TASK OBJECTIVE>
Keep only the lines of the data below that contain "based", and copy them.

◆ ◆ ◆ ◆ ◆ ◆ ◆

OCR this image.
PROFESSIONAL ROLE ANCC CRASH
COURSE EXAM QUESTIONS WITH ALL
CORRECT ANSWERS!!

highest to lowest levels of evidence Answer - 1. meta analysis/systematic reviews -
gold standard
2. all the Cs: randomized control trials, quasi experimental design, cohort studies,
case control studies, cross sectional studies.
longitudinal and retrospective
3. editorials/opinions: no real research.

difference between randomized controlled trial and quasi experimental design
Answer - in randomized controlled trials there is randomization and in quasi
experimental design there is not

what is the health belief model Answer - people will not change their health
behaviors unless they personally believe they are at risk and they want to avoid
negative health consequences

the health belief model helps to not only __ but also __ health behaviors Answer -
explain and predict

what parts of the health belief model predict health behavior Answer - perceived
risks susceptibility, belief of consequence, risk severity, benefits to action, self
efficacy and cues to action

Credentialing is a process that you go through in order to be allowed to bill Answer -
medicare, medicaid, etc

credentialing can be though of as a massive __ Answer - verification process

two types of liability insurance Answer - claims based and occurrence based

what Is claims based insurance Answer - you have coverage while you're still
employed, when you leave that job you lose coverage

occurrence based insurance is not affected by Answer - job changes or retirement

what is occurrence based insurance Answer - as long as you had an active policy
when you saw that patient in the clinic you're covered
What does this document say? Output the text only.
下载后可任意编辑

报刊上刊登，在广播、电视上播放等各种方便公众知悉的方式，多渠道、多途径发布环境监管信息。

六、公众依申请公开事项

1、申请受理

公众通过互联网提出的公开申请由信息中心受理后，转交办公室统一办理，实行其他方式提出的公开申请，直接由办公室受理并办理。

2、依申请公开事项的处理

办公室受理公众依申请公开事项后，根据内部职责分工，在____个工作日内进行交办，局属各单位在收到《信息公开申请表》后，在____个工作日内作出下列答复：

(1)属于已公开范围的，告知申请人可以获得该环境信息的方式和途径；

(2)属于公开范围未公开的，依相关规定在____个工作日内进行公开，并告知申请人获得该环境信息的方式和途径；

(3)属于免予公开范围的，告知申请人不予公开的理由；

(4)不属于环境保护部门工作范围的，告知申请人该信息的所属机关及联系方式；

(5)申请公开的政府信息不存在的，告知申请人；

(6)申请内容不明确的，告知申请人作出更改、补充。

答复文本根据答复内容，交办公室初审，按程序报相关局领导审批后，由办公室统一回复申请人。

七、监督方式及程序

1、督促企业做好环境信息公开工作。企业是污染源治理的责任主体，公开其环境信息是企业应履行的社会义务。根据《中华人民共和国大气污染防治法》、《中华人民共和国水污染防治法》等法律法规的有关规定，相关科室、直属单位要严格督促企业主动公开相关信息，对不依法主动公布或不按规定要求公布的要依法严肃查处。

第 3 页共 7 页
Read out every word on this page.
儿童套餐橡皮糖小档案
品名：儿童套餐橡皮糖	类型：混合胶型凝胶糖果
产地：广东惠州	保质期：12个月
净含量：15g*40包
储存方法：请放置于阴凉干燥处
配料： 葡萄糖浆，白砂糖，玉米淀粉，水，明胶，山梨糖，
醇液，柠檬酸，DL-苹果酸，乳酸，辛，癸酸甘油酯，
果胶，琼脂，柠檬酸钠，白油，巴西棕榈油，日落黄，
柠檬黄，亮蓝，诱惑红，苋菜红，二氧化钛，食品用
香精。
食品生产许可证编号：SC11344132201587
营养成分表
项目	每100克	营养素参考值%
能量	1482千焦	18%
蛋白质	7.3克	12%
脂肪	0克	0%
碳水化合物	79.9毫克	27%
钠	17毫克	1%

◆ ◆ ◆ ◆ ◆ ◆ ◆

OUTPUT>
two types of liability insurance Answer - claims based and occurrence based
what Is claims based insurance Answer - you have coverage while you're still
occurrence based insurance is not affected by Answer - job changes or retirement
what is occurrence based insurance Answer - as long as you had an active policy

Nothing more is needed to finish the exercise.